**GIVEN REQUEST:**
Can you reproduce the data beneath, keeping every line exact?

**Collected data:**
#####
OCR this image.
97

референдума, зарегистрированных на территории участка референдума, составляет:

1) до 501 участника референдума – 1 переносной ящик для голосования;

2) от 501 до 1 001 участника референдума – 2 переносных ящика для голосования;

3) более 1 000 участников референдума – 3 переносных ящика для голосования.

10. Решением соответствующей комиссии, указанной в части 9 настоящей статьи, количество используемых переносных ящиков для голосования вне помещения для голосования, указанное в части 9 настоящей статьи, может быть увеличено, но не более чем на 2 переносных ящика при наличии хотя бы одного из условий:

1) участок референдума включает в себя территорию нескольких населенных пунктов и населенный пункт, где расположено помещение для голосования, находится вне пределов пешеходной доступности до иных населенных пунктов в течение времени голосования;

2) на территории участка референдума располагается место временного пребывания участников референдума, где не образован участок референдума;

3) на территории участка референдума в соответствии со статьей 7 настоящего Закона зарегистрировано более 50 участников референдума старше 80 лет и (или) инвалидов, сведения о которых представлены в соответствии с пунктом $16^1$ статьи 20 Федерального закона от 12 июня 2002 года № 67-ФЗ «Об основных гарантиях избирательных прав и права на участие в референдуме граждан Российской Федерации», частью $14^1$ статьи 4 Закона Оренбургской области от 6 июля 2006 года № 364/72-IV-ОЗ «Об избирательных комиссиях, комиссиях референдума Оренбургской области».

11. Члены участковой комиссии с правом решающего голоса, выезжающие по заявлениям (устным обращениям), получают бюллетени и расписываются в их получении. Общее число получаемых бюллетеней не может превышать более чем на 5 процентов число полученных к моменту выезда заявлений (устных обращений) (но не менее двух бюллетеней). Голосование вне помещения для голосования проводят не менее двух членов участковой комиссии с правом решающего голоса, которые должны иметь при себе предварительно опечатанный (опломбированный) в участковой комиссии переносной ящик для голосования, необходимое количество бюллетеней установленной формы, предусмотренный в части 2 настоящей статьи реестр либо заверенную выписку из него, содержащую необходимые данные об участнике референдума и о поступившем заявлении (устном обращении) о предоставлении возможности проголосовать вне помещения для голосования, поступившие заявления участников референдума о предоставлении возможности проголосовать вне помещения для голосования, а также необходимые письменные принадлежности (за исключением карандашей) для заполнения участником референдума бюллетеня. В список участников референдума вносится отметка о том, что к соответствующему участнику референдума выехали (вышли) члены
#####
**TASK OUTPUT:**
OCR this image.
97

референдума, зарегистрированных на территории участка референдума, составляет:

1) до 501 участника референдума – 1 переносной ящик для голосования;

2) от 501 до 1 001 участника референдума – 2 переносных ящика для голосования;

3) более 1 000 участников референдума – 3 переносных ящика для голосования.

10. Решением соответствующей комиссии, указанной в части 9 настоящей статьи, количество используемых переносных ящиков для голосования вне помещения для голосования, указанное в части 9 настоящей статьи, может быть увеличено, но не более чем на 2 переносных ящика при наличии хотя бы одного из условий:

1) участок референдума включает в себя территорию нескольких населенных пунктов и населенный пункт, где расположено помещение для голосования, находится вне пределов пешеходной доступности до иных населенных пунктов в течение времени голосования;

2) на территории участка референдума располагается место временного пребывания участников референдума, где не образован участок референдума;

3) на территории участка референдума в соответствии со статьей 7 настоящего Закона зарегистрировано более 50 участников референдума старше 80 лет и (или) инвалидов, сведения о которых представлены в соответствии с пунктом $16^1$ статьи 20 Федерального закона от 12 июня 2002 года № 67-ФЗ «Об основных гарантиях избирательных прав и права на участие в референдуме граждан Российской Федерации», частью $14^1$ статьи 4 Закона Оренбургской области от 6 июля 2006 года № 364/72-IV-ОЗ «Об избирательных комиссиях, комиссиях референдума Оренбургской области».

11. Члены участковой комиссии с правом решающего голоса, выезжающие по заявлениям (устным обращениям), получают бюллетени и расписываются в их получении. Общее число получаемых бюллетеней не может превышать более чем на 5 процентов число полученных к моменту выезда заявлений (устных обращений) (но не менее двух бюллетеней). Голосование вне помещения для голосования проводят не менее двух членов участковой комиссии с правом решающего голоса, которые должны иметь при себе предварительно опечатанный (опломбированный) в участковой комиссии переносной ящик для голосования, необходимое количество бюллетеней установленной формы, предусмотренный в части 2 настоящей статьи реестр либо заверенную выписку из него, содержащую необходимые данные об участнике референдума и о поступившем заявлении (устном обращении) о предоставлении возможности проголосовать вне помещения для голосования, поступившие заявления участников референдума о предоставлении возможности проголосовать вне помещения для голосования, а также необходимые письменные принадлежности (за исключением карандашей) для заполнения участником референдума бюллетеня. В список участников референдума вносится отметка о том, что к соответствующему участнику референдума выехали (вышли) члены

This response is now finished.